__Task directions__. Provide a single number: the count of lines containing the string "encore".

## start Source material

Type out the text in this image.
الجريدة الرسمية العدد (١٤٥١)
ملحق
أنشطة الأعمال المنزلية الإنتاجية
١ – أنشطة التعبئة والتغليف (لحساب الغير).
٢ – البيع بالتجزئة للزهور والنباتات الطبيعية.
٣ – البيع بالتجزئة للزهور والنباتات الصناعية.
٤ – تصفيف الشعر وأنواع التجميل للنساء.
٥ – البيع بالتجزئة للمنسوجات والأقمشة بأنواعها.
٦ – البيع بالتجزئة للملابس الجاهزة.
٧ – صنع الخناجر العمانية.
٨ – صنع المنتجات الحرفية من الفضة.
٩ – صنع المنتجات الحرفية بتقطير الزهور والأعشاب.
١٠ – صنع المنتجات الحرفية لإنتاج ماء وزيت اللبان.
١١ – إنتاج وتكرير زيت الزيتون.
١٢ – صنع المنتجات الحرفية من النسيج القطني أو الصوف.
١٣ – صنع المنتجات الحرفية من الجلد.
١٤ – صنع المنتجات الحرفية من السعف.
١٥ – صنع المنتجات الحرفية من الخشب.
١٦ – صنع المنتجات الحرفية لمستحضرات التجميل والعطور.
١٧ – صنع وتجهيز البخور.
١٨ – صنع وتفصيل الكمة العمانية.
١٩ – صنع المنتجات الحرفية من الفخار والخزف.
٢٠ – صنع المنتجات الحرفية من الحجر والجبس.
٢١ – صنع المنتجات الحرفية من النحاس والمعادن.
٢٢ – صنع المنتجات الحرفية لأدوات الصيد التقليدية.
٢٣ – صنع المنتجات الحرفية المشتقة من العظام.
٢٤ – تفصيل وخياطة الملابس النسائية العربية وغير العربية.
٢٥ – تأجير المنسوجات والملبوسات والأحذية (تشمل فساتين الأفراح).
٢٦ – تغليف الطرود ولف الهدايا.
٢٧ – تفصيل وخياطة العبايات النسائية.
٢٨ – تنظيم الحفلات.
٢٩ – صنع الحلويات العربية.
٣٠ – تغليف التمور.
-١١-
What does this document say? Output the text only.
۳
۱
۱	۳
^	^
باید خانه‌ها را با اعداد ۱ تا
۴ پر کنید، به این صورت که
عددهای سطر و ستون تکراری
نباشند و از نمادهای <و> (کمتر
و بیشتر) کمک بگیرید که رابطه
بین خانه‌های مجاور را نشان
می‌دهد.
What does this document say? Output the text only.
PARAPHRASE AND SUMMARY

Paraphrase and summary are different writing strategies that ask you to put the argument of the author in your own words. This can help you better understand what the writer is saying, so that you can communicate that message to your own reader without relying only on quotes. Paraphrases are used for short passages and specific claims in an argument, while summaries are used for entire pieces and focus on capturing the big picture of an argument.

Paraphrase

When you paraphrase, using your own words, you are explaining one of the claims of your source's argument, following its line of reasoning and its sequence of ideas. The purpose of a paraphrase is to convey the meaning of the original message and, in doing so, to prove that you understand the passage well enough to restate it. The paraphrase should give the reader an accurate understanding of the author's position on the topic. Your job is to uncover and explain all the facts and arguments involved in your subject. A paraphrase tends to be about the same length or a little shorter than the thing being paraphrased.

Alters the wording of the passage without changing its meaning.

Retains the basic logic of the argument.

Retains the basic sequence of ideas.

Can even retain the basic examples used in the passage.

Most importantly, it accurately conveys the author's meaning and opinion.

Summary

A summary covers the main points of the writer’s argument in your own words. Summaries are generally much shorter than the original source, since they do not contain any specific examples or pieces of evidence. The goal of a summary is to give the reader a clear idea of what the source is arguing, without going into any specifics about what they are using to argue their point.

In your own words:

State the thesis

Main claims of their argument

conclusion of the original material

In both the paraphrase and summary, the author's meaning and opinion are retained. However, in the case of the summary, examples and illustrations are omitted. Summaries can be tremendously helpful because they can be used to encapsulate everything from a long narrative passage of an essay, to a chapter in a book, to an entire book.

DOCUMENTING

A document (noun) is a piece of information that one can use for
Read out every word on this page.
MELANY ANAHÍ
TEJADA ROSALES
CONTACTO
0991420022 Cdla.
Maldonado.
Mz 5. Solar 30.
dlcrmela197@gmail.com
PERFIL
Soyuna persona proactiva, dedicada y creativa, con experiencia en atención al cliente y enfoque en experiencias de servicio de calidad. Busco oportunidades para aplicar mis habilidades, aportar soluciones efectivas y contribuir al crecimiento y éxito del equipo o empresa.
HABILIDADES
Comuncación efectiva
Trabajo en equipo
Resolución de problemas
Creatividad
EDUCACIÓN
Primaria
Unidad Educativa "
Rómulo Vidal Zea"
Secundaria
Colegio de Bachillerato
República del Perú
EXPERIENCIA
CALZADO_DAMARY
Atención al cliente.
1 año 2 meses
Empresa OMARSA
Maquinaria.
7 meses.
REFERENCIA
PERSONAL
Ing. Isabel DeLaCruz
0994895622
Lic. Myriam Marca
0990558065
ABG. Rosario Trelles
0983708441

## end Source material
## start Source material

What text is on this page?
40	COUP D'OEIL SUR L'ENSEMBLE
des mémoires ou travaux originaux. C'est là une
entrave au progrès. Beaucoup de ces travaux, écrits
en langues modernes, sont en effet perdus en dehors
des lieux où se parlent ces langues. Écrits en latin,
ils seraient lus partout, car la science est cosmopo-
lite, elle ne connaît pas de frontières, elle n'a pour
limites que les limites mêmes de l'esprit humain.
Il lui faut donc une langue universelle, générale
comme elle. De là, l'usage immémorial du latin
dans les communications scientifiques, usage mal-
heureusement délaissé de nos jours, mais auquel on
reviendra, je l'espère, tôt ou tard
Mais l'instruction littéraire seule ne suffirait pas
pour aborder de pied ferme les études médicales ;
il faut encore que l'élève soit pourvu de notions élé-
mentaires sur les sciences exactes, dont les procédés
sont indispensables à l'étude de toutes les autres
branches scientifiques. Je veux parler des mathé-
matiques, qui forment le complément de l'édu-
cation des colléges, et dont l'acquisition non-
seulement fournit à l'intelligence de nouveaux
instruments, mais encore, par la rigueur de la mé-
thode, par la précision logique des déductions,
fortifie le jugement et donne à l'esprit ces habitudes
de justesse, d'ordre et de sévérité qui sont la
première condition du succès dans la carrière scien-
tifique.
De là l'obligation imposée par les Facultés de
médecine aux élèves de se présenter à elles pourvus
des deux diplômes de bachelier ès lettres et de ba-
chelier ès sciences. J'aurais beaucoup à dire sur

## end Source material

__Output of the task__. 2